Written instruction => Tally the lines of the data that include the word "text" and state the total, nothing else.

══ Material ══

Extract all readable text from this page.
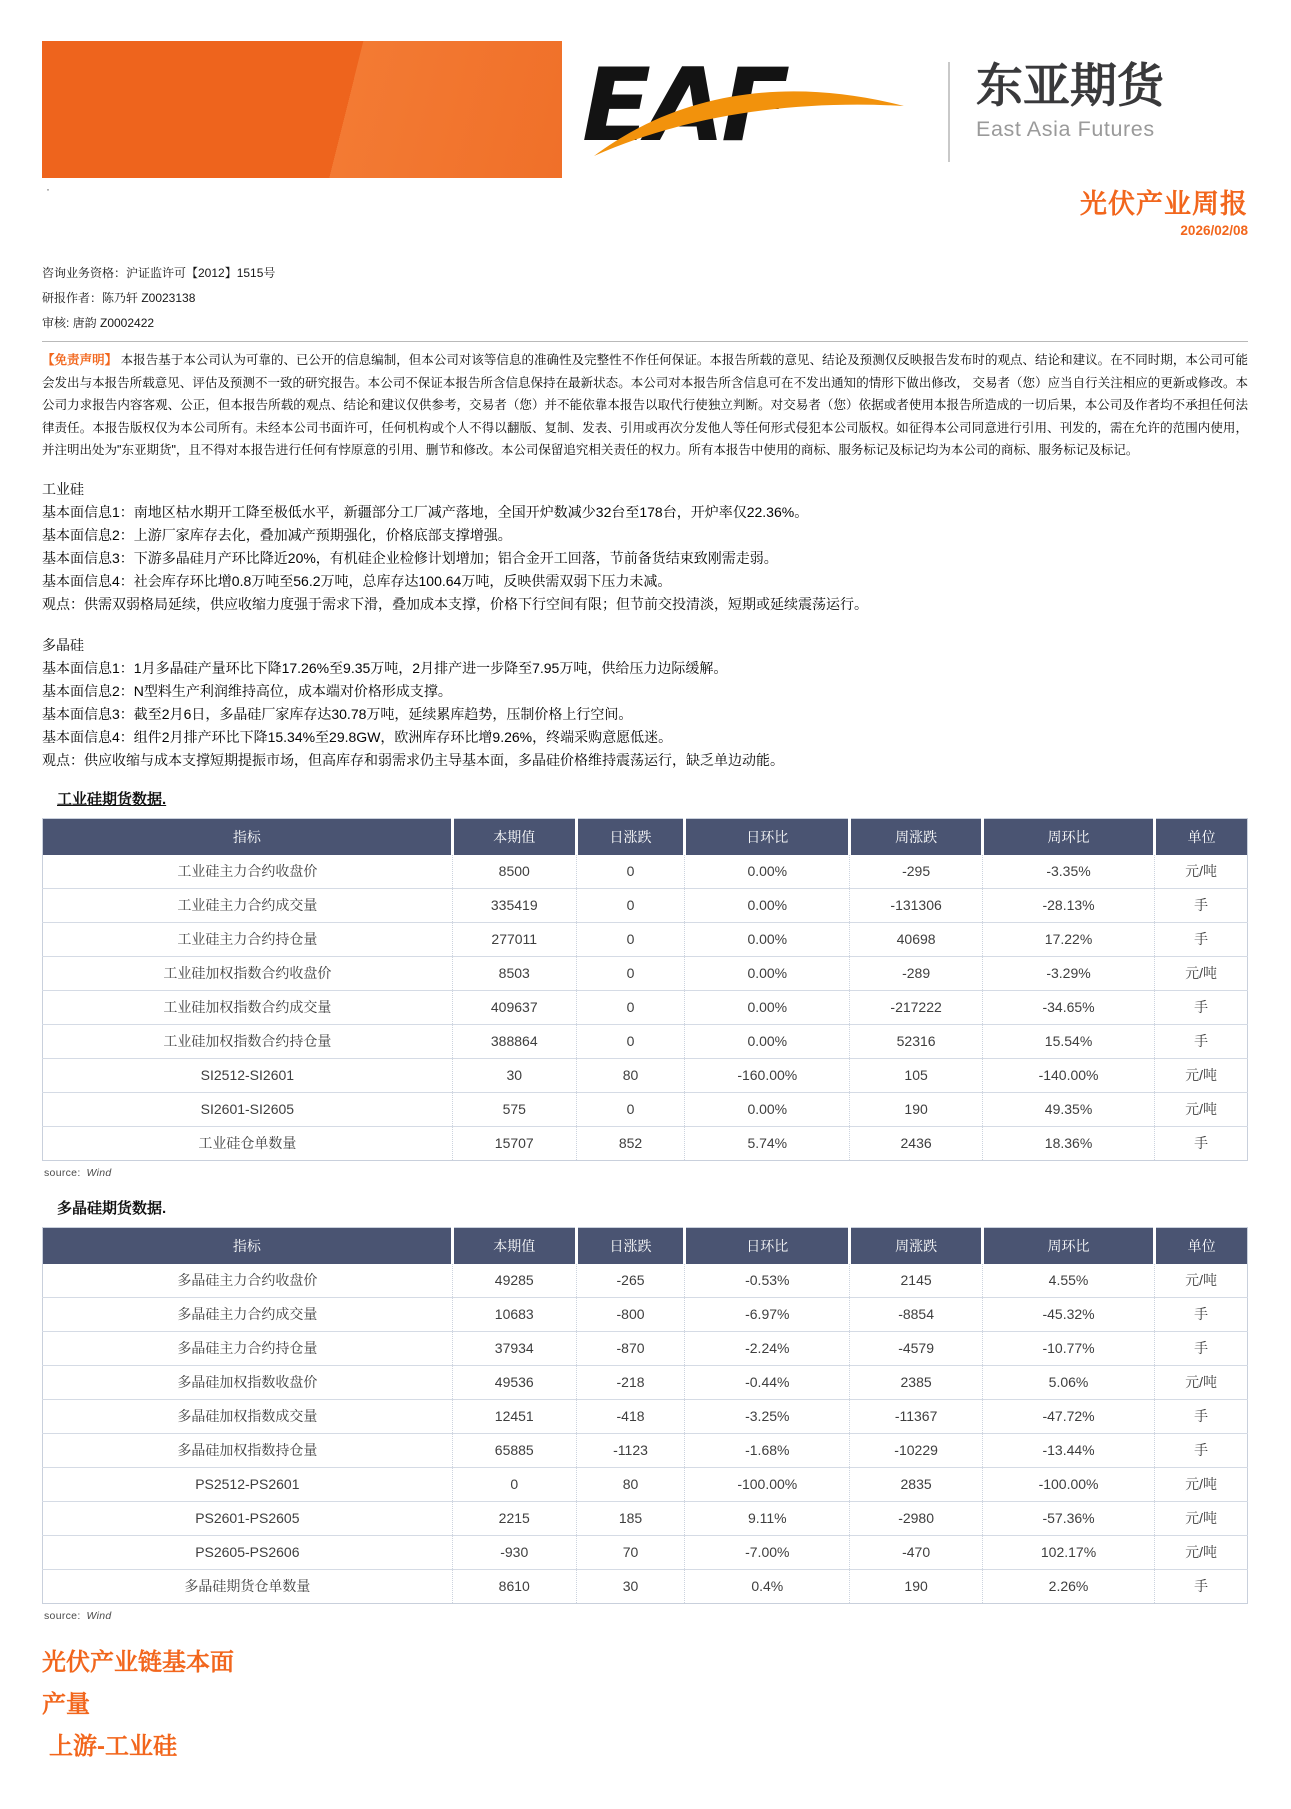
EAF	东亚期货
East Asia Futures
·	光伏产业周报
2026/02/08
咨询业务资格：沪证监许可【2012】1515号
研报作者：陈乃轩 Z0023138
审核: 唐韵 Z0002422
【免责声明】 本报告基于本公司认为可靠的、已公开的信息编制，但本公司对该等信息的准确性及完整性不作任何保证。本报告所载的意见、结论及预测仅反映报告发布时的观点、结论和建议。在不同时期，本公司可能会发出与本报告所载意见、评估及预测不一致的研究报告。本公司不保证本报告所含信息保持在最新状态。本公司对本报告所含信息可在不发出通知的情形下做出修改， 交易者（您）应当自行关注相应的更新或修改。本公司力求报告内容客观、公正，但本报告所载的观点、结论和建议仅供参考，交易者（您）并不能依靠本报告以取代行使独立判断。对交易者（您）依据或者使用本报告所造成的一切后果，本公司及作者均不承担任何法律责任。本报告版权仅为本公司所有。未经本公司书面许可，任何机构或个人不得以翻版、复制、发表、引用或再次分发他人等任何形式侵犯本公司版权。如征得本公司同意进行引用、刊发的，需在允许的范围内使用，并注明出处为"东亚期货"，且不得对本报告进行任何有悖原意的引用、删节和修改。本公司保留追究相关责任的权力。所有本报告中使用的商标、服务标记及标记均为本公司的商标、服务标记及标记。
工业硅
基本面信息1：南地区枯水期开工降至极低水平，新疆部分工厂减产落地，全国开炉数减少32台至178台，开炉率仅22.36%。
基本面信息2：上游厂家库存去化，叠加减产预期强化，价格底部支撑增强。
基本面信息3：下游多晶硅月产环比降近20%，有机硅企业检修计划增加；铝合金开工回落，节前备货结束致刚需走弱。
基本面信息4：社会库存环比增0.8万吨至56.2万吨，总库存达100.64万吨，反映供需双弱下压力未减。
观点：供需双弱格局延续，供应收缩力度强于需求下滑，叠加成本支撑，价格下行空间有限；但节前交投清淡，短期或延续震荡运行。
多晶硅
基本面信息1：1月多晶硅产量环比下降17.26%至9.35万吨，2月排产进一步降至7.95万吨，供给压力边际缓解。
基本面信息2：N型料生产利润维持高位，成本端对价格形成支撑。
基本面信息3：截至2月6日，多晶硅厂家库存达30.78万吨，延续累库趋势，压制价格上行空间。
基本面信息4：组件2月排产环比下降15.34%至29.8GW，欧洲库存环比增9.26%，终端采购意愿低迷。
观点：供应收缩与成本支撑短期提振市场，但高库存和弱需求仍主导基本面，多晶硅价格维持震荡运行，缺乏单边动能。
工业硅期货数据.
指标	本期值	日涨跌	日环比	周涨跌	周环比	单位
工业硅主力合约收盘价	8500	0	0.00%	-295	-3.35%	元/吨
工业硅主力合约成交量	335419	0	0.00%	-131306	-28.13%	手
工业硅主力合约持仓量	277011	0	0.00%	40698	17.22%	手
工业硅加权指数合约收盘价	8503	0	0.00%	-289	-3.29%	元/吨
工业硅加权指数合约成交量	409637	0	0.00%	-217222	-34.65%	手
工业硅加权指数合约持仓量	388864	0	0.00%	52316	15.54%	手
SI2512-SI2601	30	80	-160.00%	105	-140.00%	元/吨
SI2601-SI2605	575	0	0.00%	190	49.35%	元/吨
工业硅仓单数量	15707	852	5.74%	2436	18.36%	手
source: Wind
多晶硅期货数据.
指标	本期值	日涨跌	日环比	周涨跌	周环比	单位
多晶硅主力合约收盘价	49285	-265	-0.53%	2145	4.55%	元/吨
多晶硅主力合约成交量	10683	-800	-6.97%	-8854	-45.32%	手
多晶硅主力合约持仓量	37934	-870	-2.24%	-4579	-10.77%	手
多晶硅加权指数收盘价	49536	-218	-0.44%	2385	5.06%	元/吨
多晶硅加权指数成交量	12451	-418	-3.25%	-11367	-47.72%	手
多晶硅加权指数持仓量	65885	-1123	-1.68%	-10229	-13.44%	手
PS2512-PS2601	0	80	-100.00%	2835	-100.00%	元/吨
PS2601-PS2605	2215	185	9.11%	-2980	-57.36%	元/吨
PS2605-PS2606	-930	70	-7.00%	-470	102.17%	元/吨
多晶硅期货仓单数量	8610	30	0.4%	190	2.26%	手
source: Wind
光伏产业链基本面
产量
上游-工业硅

═══
══ Material ══

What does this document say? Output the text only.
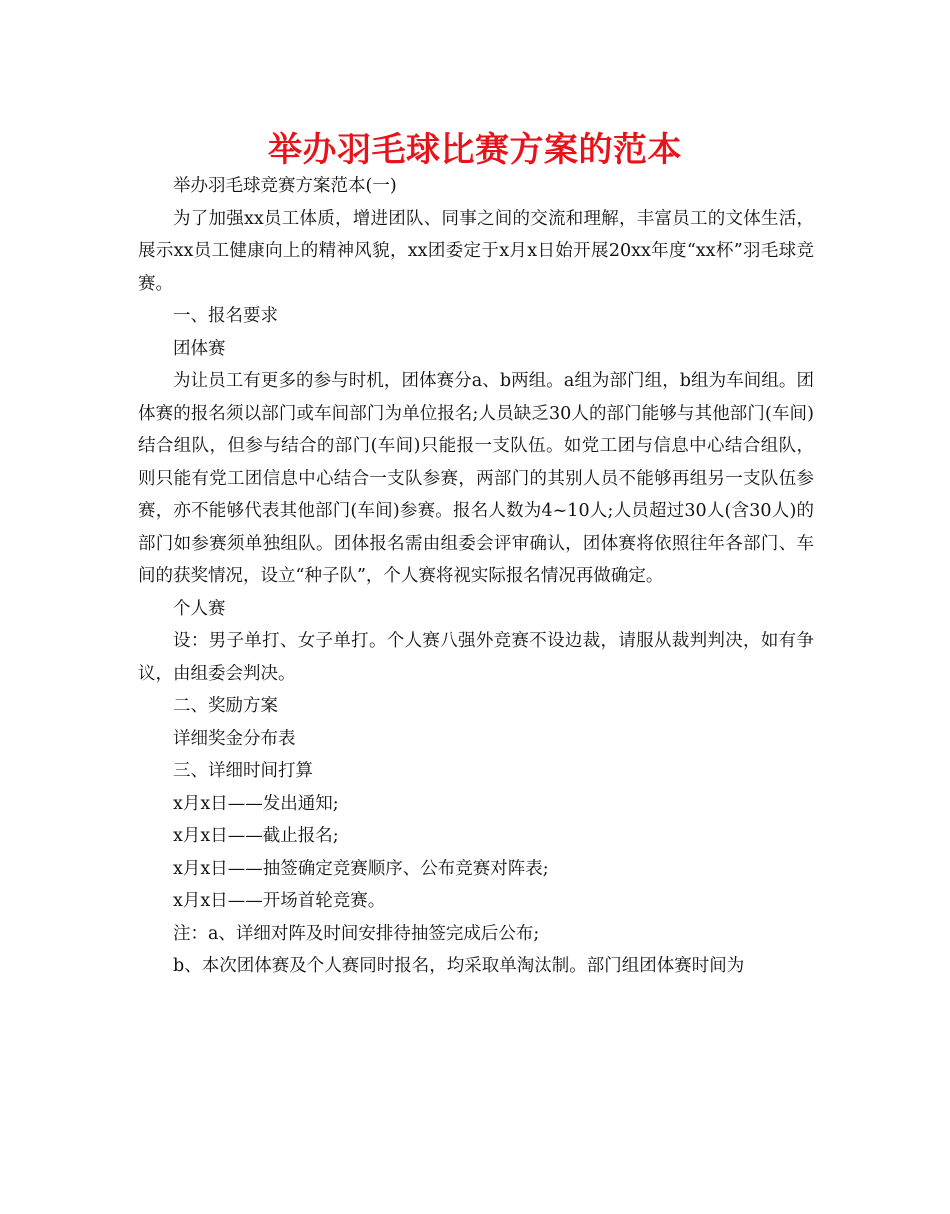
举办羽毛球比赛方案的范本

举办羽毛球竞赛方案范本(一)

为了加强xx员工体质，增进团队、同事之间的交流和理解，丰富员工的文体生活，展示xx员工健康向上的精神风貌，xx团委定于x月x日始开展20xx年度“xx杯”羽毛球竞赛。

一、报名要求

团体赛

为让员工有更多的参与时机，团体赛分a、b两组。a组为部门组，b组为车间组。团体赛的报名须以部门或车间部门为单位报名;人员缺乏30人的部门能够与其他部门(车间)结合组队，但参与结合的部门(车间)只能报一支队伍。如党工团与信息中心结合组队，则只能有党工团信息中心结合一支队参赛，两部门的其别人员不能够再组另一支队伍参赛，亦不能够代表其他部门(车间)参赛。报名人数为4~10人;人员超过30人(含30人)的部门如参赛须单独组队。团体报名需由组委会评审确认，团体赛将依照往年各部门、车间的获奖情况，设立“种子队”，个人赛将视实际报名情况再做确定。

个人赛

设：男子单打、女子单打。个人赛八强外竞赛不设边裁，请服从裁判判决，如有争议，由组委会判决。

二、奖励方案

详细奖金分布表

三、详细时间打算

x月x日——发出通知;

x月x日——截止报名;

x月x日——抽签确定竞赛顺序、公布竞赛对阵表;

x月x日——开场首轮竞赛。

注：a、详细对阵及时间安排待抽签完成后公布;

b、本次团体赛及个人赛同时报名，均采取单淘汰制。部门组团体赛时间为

═══

Result of the exercise => 2